#### Excerto do texto ####

Vai de vento em popa a campanha
para as eleições primárias organizadas pelo PS para a escolha do seu candidato ao
cargo de Primeiro-Ministro em resultado das legislativas a ocorrer no outono de
2015.
E, dado que se trata de uma eleição
em que também participam simpatizantes não militantes e não se trata de prover à
ocupação de qualquer cargo partidário dos previstos estatutariamente, não se pode
falar de eleição interna. De externa também não, já que dali não resultará um desempenho
de cargo público no imediato, previsto na Constituição ou na lei ordinária. Será
talvez uma eleição com colaboração externa para resolver incompleta e lateralmente
um problema interno, não será? Ou será que, se Costa ganhar e Seguro se demitir
do cargo de secretário-geral, Costa será cumulativamente secretário-geral (eleito
também por não militantes e não por militantes exclusivamente!)? Terá que haver
novas eleições diretas para secretário-geral? E se Seguro não se demitir?

####

(Objetivo do exercício) Atualize o trecho do texto sobre as primárias do PS que vai de "E, dado que" até "não se demitir?", inclusive, trocando "secretário-geral" por "líder do partido".

#### Entradas fornecidas ####

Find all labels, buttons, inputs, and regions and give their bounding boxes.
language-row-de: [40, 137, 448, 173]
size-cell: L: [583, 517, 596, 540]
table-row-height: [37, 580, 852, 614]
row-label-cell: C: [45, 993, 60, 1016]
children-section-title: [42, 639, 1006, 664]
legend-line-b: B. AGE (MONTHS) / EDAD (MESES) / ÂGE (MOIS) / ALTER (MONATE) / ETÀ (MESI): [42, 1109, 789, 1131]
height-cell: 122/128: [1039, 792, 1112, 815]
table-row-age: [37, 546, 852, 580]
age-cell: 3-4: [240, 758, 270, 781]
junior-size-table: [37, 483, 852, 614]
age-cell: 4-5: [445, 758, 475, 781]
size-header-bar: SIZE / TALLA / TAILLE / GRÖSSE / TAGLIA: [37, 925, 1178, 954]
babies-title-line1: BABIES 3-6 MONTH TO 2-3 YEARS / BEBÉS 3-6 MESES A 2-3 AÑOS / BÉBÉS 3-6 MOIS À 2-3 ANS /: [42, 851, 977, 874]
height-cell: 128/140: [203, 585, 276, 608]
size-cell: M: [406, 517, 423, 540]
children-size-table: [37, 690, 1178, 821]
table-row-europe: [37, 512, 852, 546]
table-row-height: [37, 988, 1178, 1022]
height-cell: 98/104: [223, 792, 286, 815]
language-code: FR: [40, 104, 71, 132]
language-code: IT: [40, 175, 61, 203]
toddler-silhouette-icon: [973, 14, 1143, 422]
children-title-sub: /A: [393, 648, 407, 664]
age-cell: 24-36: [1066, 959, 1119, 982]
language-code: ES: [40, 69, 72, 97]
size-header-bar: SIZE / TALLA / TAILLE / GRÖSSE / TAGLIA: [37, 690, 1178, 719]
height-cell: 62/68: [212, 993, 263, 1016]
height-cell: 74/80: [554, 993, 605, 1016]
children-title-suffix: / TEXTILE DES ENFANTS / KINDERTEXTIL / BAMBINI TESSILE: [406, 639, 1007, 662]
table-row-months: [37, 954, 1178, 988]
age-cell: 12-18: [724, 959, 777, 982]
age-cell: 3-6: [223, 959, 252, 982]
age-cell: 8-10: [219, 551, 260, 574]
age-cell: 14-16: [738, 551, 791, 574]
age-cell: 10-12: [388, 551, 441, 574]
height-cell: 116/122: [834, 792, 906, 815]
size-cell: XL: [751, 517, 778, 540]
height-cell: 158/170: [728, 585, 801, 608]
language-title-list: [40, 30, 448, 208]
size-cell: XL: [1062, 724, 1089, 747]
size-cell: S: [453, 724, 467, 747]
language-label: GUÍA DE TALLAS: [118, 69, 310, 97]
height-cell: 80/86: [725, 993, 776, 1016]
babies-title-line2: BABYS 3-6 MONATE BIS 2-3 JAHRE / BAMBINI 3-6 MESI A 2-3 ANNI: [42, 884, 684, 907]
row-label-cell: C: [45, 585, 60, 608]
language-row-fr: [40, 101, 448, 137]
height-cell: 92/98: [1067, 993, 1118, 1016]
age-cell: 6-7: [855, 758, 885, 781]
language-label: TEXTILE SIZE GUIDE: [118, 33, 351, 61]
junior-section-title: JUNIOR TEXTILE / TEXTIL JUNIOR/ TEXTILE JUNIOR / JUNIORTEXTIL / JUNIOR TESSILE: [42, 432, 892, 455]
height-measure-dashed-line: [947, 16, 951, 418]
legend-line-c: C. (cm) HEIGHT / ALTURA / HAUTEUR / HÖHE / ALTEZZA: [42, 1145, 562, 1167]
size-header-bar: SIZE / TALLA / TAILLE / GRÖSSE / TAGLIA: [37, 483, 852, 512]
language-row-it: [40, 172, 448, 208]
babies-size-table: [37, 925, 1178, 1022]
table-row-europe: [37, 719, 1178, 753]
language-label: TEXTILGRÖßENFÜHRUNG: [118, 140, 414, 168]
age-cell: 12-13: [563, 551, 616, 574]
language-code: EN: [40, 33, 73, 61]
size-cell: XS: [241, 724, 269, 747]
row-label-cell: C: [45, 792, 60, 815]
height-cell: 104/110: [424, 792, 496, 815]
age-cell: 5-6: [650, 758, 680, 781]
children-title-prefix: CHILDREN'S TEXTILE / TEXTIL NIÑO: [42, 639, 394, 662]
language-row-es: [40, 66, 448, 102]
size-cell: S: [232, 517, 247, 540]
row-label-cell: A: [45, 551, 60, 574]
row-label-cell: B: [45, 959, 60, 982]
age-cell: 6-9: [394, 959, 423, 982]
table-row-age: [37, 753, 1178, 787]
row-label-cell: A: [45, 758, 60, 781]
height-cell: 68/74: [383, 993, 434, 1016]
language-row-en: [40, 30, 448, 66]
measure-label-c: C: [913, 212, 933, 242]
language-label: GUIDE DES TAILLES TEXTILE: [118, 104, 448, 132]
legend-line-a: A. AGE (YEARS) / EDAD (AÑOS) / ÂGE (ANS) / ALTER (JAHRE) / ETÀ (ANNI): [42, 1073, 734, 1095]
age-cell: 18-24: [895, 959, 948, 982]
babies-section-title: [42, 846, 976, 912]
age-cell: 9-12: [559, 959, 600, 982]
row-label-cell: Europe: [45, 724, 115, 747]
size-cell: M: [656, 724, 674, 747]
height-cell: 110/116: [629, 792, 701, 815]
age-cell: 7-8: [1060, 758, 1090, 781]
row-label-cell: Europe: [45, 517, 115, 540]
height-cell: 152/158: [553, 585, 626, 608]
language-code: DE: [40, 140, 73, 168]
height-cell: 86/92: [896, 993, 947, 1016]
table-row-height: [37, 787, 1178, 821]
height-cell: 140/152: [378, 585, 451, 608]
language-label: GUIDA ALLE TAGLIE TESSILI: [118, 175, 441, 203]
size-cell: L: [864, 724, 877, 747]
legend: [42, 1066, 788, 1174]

####

(Resposta completa)
E, dado que se trata de uma eleição
em que também participam simpatizantes não militantes e não se trata de prover à
ocupação de qualquer cargo partidário dos previstos estatutariamente, não se pode
falar de eleição interna. De externa também não, já que dali não resultará um desempenho
de cargo público no imediato, previsto na Constituição ou na lei ordinária. Será
talvez uma eleição com colaboração externa para resolver incompleta e lateralmente
um problema interno, não será? Ou será que, se Costa ganhar e Seguro se demitir
do cargo de líder do partido, Costa será cumulativamente líder do partido (eleito
também por não militantes e não por militantes exclusivamente!)? Terá que haver
novas eleições diretas para líder do partido? E se Seguro não se demitir?